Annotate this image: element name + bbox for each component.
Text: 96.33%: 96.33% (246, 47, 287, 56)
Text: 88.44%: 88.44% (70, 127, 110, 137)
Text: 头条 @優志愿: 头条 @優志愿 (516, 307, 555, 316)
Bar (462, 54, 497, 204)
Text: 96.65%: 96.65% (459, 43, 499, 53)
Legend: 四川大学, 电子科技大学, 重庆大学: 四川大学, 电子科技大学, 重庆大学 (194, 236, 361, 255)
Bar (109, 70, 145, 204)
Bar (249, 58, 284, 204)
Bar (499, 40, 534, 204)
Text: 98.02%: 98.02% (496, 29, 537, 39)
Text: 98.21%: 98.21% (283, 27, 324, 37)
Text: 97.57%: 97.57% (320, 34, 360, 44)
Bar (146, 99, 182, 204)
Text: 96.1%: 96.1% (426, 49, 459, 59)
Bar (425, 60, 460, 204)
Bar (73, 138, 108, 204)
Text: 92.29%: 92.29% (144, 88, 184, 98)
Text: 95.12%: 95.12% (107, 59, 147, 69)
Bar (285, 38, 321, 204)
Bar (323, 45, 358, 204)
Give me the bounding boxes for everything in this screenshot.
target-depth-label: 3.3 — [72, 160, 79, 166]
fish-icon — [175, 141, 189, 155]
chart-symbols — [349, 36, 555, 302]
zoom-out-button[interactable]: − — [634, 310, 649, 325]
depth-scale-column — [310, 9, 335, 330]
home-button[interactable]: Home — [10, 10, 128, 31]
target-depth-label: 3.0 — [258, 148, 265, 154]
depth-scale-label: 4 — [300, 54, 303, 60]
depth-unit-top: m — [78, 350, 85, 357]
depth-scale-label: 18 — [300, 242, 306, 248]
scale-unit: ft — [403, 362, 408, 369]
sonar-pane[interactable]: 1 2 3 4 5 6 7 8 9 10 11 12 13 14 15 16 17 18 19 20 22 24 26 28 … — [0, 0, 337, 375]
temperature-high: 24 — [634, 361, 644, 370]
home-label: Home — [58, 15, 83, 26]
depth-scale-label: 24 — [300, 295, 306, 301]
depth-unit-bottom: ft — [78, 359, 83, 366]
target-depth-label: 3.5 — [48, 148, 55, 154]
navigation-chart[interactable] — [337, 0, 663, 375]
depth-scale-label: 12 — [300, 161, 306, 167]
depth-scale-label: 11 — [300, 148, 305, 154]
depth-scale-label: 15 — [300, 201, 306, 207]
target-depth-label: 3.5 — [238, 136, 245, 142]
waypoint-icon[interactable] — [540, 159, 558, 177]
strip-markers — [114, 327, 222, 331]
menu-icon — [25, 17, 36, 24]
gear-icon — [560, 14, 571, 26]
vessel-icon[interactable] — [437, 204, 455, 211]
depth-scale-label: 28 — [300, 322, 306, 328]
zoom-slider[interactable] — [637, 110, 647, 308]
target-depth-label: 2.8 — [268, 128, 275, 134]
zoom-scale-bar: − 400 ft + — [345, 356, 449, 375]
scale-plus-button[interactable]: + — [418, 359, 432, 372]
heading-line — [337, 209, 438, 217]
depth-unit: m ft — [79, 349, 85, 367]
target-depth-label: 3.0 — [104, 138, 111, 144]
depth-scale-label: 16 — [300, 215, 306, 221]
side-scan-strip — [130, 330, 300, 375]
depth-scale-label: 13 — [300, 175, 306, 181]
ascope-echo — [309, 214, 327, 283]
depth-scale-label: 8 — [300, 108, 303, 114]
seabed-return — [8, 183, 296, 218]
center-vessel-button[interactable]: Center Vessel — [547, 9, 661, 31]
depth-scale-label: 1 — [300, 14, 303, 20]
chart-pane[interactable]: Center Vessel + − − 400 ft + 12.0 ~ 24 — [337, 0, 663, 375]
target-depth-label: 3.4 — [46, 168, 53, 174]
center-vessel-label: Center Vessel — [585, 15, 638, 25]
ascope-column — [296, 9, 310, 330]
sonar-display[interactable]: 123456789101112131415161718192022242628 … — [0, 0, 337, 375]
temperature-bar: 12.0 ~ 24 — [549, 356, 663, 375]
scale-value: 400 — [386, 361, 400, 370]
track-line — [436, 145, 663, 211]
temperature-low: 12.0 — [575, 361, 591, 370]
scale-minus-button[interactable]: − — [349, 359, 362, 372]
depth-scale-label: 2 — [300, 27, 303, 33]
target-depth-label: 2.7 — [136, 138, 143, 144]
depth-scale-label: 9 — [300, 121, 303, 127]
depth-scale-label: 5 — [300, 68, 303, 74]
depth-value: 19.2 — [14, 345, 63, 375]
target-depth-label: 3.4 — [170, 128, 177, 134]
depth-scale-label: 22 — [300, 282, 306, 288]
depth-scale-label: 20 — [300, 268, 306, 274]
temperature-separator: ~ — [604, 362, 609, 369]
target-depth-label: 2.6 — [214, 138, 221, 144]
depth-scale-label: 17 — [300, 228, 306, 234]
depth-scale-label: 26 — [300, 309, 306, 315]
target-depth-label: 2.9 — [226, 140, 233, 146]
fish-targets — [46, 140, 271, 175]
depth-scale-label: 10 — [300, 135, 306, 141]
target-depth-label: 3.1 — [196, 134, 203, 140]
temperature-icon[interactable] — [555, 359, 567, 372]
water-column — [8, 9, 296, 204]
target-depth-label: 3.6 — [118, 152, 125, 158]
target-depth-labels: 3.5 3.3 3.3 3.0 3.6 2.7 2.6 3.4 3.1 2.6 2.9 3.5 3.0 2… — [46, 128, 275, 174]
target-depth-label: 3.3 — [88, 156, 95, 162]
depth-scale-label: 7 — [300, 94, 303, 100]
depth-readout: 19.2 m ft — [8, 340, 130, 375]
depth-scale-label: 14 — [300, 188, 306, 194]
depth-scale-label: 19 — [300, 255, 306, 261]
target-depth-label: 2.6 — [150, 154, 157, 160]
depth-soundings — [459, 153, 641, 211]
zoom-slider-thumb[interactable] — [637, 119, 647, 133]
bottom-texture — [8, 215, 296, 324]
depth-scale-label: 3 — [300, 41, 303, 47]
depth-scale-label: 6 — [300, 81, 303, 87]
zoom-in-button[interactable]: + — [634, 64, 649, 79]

################

**WHAT IS NEEDED:** Copy all of the records above line for line, without changing anything.

**WRITTEN SOLUTION:**
Annotate this image: element name + bbox for each component.
Text: 96.33%: 96.33% (246, 47, 287, 56)
Text: 88.44%: 88.44% (70, 127, 110, 137)
Text: 头条 @優志愿: 头条 @優志愿 (516, 307, 555, 316)
Bar (462, 54, 497, 204)
Text: 96.65%: 96.65% (459, 43, 499, 53)
Legend: 四川大学, 电子科技大学, 重庆大学: 四川大学, 电子科技大学, 重庆大学 (194, 236, 361, 255)
Bar (109, 70, 145, 204)
Bar (249, 58, 284, 204)
Bar (499, 40, 534, 204)
Text: 98.02%: 98.02% (496, 29, 537, 39)
Text: 98.21%: 98.21% (283, 27, 324, 37)
Text: 97.57%: 97.57% (320, 34, 360, 44)
Bar (146, 99, 182, 204)
Text: 96.1%: 96.1% (426, 49, 459, 59)
Bar (425, 60, 460, 204)
Bar (73, 138, 108, 204)
Text: 92.29%: 92.29% (144, 88, 184, 98)
Text: 95.12%: 95.12% (107, 59, 147, 69)
Bar (285, 38, 321, 204)
Bar (323, 45, 358, 204)
Give me the bounding boxes for everything in this screenshot.
target-depth-label: 3.3 — [72, 160, 79, 166]
fish-icon — [175, 141, 189, 155]
chart-symbols — [349, 36, 555, 302]
zoom-out-button[interactable]: − — [634, 310, 649, 325]
depth-scale-column — [310, 9, 335, 330]
home-button[interactable]: Home — [10, 10, 128, 31]
target-depth-label: 3.0 — [258, 148, 265, 154]
depth-scale-label: 4 — [300, 54, 303, 60]
depth-unit-top: m — [78, 350, 85, 357]
depth-scale-label: 18 — [300, 242, 306, 248]
scale-unit: ft — [403, 362, 408, 369]
sonar-pane[interactable]: 1 2 3 4 5 6 7 8 9 10 11 12 13 14 15 16 17 18 19 20 22 24 26 28 … — [0, 0, 337, 375]
temperature-high: 24 — [634, 361, 644, 370]
home-label: Home — [58, 15, 83, 26]
depth-scale-label: 24 — [300, 295, 306, 301]
depth-unit-bottom: ft — [78, 359, 83, 366]
target-depth-label: 3.5 — [48, 148, 55, 154]
navigation-chart[interactable] — [337, 0, 663, 375]
depth-scale-label: 12 — [300, 161, 306, 167]
depth-scale-label: 11 — [300, 148, 305, 154]
depth-scale-label: 15 — [300, 201, 306, 207]
target-depth-label: 3.5 — [238, 136, 245, 142]
waypoint-icon[interactable] — [540, 159, 558, 177]
strip-markers — [114, 327, 222, 331]
menu-icon — [25, 17, 36, 24]
gear-icon — [560, 14, 571, 26]
vessel-icon[interactable] — [437, 204, 455, 211]
depth-scale-label: 28 — [300, 322, 306, 328]
zoom-slider[interactable] — [637, 110, 647, 308]
target-depth-label: 2.8 — [268, 128, 275, 134]
zoom-scale-bar: − 400 ft + — [345, 356, 449, 375]
scale-plus-button[interactable]: + — [418, 359, 432, 372]
heading-line — [337, 209, 438, 217]
depth-unit: m ft — [79, 349, 85, 367]
target-depth-label: 3.0 — [104, 138, 111, 144]
depth-scale-label: 16 — [300, 215, 306, 221]
side-scan-strip — [130, 330, 300, 375]
depth-scale-label: 13 — [300, 175, 306, 181]
ascope-echo — [309, 214, 327, 283]
depth-scale-label: 8 — [300, 108, 303, 114]
seabed-return — [8, 183, 296, 218]
center-vessel-button[interactable]: Center Vessel — [547, 9, 661, 31]
depth-scale-label: 1 — [300, 14, 303, 20]
chart-pane[interactable]: Center Vessel + − − 400 ft + 12.0 ~ 24 — [337, 0, 663, 375]
target-depth-label: 3.4 — [46, 168, 53, 174]
center-vessel-label: Center Vessel — [585, 15, 638, 25]
ascope-column — [296, 9, 310, 330]
sonar-display[interactable]: 123456789101112131415161718192022242628 … — [0, 0, 337, 375]
temperature-bar: 12.0 ~ 24 — [549, 356, 663, 375]
scale-value: 400 — [386, 361, 400, 370]
track-line — [436, 145, 663, 211]
temperature-low: 12.0 — [575, 361, 591, 370]
scale-minus-button[interactable]: − — [349, 359, 362, 372]
depth-scale-label: 2 — [300, 27, 303, 33]
target-depth-label: 2.7 — [136, 138, 143, 144]
depth-scale-label: 9 — [300, 121, 303, 127]
depth-scale-label: 5 — [300, 68, 303, 74]
depth-value: 19.2 — [14, 345, 63, 375]
target-depth-label: 3.4 — [170, 128, 177, 134]
depth-scale-label: 22 — [300, 282, 306, 288]
depth-scale-label: 20 — [300, 268, 306, 274]
temperature-separator: ~ — [604, 362, 609, 369]
target-depth-label: 2.6 — [214, 138, 221, 144]
depth-scale-label: 17 — [300, 228, 306, 234]
depth-scale-label: 26 — [300, 309, 306, 315]
target-depth-label: 2.9 — [226, 140, 233, 146]
fish-targets — [46, 140, 271, 175]
depth-scale-label: 10 — [300, 135, 306, 141]
target-depth-label: 3.1 — [196, 134, 203, 140]
temperature-icon[interactable] — [555, 359, 567, 372]
water-column — [8, 9, 296, 204]
target-depth-label: 3.6 — [118, 152, 125, 158]
target-depth-labels: 3.5 3.3 3.3 3.0 3.6 2.7 2.6 3.4 3.1 2.6 2.9 3.5 3.0 2… — [46, 128, 275, 174]
target-depth-label: 3.3 — [88, 156, 95, 162]
depth-scale-label: 7 — [300, 94, 303, 100]
depth-readout: 19.2 m ft — [8, 340, 130, 375]
depth-scale-label: 14 — [300, 188, 306, 194]
depth-scale-label: 19 — [300, 255, 306, 261]
target-depth-label: 2.6 — [150, 154, 157, 160]
depth-soundings — [459, 153, 641, 211]
zoom-slider-thumb[interactable] — [637, 119, 647, 133]
bottom-texture — [8, 215, 296, 324]
depth-scale-label: 3 — [300, 41, 303, 47]
depth-scale-label: 6 — [300, 81, 303, 87]
zoom-in-button[interactable]: + — [634, 64, 649, 79]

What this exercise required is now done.